■ SHORT TASK ■
Read the listing below and copy out every line that holds "уплотнения".
══ DATASET
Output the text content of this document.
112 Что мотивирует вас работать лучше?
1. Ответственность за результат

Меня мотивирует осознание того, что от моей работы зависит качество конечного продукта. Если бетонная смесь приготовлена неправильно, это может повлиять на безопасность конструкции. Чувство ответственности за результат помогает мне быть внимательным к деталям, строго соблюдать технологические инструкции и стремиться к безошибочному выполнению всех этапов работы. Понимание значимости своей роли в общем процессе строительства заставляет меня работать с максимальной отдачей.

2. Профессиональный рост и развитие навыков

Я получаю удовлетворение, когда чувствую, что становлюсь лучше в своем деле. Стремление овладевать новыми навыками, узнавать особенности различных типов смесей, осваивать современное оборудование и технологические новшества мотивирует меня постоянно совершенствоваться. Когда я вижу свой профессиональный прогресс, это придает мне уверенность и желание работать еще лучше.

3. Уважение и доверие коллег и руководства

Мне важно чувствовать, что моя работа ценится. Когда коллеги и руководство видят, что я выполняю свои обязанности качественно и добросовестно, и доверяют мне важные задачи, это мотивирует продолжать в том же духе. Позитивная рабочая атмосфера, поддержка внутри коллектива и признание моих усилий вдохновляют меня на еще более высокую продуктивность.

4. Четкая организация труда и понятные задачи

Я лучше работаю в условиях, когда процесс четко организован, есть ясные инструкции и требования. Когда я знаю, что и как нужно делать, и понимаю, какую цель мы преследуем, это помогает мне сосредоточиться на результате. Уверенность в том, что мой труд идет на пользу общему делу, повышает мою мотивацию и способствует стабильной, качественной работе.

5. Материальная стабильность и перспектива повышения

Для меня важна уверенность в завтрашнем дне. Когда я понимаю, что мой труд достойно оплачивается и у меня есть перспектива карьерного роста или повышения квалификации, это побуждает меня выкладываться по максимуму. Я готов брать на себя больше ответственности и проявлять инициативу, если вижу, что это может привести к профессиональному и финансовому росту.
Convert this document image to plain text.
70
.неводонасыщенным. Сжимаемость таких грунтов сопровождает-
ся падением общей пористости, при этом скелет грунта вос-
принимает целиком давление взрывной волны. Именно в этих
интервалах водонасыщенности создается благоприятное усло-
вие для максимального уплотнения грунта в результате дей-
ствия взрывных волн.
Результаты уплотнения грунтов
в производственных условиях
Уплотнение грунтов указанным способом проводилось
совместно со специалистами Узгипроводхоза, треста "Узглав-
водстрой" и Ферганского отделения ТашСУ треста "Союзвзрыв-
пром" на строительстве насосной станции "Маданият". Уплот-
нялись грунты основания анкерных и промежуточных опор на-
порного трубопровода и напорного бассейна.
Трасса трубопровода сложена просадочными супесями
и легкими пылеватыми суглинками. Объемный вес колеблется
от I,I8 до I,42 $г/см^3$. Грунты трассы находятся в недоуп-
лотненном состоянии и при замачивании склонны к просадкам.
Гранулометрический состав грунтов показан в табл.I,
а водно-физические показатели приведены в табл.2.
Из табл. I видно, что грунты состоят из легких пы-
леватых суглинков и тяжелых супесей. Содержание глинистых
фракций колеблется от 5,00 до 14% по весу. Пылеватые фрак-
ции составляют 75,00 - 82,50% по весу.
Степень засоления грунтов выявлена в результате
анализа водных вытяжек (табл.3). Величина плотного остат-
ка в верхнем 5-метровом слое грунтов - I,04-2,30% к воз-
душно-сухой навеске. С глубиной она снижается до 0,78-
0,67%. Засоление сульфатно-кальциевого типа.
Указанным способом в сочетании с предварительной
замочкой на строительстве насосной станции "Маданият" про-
════
■ EXERCISE RESPONSE ■
вие для максимального уплотнения грунта в результате дей-
Результаты уплотнения грунтов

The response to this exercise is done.